[Set problem] Return every line of the listing below verbatim, with no alterations.

--- Records for this task ---

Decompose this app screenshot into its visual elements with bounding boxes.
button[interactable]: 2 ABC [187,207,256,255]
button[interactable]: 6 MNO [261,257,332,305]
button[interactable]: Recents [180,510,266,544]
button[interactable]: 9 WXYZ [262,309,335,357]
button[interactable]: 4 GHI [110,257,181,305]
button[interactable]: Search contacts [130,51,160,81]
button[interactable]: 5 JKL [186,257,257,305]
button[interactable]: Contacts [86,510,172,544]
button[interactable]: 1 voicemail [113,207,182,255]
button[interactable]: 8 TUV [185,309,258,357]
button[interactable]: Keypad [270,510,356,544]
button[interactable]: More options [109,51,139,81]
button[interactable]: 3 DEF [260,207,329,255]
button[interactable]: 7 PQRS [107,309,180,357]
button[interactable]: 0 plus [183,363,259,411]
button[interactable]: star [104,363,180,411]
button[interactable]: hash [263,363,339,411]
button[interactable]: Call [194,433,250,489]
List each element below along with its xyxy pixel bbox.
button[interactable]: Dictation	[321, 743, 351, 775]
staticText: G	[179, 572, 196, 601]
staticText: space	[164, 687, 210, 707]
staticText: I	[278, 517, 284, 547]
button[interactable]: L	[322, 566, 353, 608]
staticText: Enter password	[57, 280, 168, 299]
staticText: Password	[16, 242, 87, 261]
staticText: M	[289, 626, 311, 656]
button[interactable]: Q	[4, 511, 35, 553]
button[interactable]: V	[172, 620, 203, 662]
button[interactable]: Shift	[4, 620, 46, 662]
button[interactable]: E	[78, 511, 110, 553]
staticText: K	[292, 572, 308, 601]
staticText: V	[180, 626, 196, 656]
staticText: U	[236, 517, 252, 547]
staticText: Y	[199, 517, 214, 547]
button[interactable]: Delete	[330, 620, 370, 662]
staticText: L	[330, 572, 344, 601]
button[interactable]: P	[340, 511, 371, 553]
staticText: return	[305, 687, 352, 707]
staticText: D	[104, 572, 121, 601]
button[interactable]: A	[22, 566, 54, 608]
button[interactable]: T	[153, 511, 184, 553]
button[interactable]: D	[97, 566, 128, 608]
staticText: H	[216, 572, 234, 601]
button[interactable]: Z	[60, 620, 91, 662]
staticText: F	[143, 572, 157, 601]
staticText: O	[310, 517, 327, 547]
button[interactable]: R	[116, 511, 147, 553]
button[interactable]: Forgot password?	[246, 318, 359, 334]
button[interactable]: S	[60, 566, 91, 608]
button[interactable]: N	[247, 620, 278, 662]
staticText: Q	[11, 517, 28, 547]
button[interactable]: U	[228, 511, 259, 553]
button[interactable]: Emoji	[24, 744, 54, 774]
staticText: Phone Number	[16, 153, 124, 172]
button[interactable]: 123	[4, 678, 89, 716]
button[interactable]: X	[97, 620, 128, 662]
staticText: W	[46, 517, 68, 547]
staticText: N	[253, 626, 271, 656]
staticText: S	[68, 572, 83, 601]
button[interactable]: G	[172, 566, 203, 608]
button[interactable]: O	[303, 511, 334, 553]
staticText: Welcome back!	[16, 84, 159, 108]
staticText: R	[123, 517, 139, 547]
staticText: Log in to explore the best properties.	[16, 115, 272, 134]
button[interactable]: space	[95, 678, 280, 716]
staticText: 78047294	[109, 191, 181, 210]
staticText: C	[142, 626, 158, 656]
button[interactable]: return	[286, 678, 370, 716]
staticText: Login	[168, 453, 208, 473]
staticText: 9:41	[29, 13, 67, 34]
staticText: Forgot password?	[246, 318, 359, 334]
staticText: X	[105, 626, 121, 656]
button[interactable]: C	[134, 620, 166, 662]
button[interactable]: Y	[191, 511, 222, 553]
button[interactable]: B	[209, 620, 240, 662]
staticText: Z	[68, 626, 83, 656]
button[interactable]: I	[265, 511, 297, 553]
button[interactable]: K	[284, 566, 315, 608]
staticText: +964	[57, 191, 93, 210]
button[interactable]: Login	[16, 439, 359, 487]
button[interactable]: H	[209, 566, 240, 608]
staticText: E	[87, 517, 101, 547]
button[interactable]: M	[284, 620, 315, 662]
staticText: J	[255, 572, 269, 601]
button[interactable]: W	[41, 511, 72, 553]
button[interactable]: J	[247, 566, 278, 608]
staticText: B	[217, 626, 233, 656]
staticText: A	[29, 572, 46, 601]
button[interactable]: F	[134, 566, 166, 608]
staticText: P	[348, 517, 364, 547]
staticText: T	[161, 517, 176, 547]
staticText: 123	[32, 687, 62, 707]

---

[Correct output]
Decompose this app screenshot into its visual elements with bounding boxes.
button[interactable]: 2 ABC [187,207,256,255]
button[interactable]: 6 MNO [261,257,332,305]
button[interactable]: Recents [180,510,266,544]
button[interactable]: 9 WXYZ [262,309,335,357]
button[interactable]: 4 GHI [110,257,181,305]
button[interactable]: Search contacts [130,51,160,81]
button[interactable]: 5 JKL [186,257,257,305]
button[interactable]: Contacts [86,510,172,544]
button[interactable]: 1 voicemail [113,207,182,255]
button[interactable]: 8 TUV [185,309,258,357]
button[interactable]: Keypad [270,510,356,544]
button[interactable]: More options [109,51,139,81]
button[interactable]: 3 DEF [260,207,329,255]
button[interactable]: 7 PQRS [107,309,180,357]
button[interactable]: 0 plus [183,363,259,411]
button[interactable]: star [104,363,180,411]
button[interactable]: hash [263,363,339,411]
button[interactable]: Call [194,433,250,489]
List each element below along with its xyxy pixel bbox.
button[interactable]: Dictation	[321, 743, 351, 775]
staticText: G	[179, 572, 196, 601]
staticText: space	[164, 687, 210, 707]
staticText: I	[278, 517, 284, 547]
button[interactable]: L	[322, 566, 353, 608]
staticText: Enter password	[57, 280, 168, 299]
staticText: Password	[16, 242, 87, 261]
staticText: M	[289, 626, 311, 656]
button[interactable]: Q	[4, 511, 35, 553]
button[interactable]: V	[172, 620, 203, 662]
button[interactable]: Shift	[4, 620, 46, 662]
button[interactable]: E	[78, 511, 110, 553]
staticText: K	[292, 572, 308, 601]
staticText: V	[180, 626, 196, 656]
staticText: U	[236, 517, 252, 547]
staticText: Y	[199, 517, 214, 547]
button[interactable]: Delete	[330, 620, 370, 662]
staticText: L	[330, 572, 344, 601]
button[interactable]: P	[340, 511, 371, 553]
staticText: return	[305, 687, 352, 707]
staticText: D	[104, 572, 121, 601]
button[interactable]: A	[22, 566, 54, 608]
button[interactable]: T	[153, 511, 184, 553]
button[interactable]: D	[97, 566, 128, 608]
staticText: H	[216, 572, 234, 601]
button[interactable]: Z	[60, 620, 91, 662]
staticText: F	[143, 572, 157, 601]
staticText: O	[310, 517, 327, 547]
button[interactable]: R	[116, 511, 147, 553]
button[interactable]: Forgot password?	[246, 318, 359, 334]
button[interactable]: S	[60, 566, 91, 608]
button[interactable]: N	[247, 620, 278, 662]
staticText: Q	[11, 517, 28, 547]
button[interactable]: U	[228, 511, 259, 553]
button[interactable]: Emoji	[24, 744, 54, 774]
staticText: Phone Number	[16, 153, 124, 172]
button[interactable]: 123	[4, 678, 89, 716]
button[interactable]: X	[97, 620, 128, 662]
staticText: W	[46, 517, 68, 547]
staticText: N	[253, 626, 271, 656]
staticText: S	[68, 572, 83, 601]
button[interactable]: G	[172, 566, 203, 608]
button[interactable]: O	[303, 511, 334, 553]
staticText: Welcome back!	[16, 84, 159, 108]
staticText: R	[123, 517, 139, 547]
staticText: Log in to explore the best properties.	[16, 115, 272, 134]
button[interactable]: space	[95, 678, 280, 716]
staticText: 78047294	[109, 191, 181, 210]
staticText: C	[142, 626, 158, 656]
button[interactable]: return	[286, 678, 370, 716]
staticText: Login	[168, 453, 208, 473]
staticText: 9:41	[29, 13, 67, 34]
staticText: Forgot password?	[246, 318, 359, 334]
staticText: X	[105, 626, 121, 656]
button[interactable]: C	[134, 620, 166, 662]
button[interactable]: Y	[191, 511, 222, 553]
button[interactable]: B	[209, 620, 240, 662]
staticText: Z	[68, 626, 83, 656]
button[interactable]: I	[265, 511, 297, 553]
button[interactable]: K	[284, 566, 315, 608]
staticText: +964	[57, 191, 93, 210]
button[interactable]: Login	[16, 439, 359, 487]
button[interactable]: H	[209, 566, 240, 608]
staticText: E	[87, 517, 101, 547]
button[interactable]: M	[284, 620, 315, 662]
staticText: J	[255, 572, 269, 601]
button[interactable]: W	[41, 511, 72, 553]
button[interactable]: J	[247, 566, 278, 608]
staticText: B	[217, 626, 233, 656]
staticText: A	[29, 572, 46, 601]
button[interactable]: F	[134, 566, 166, 608]
staticText: P	[348, 517, 364, 547]
staticText: T	[161, 517, 176, 547]
staticText: 123	[32, 687, 62, 707]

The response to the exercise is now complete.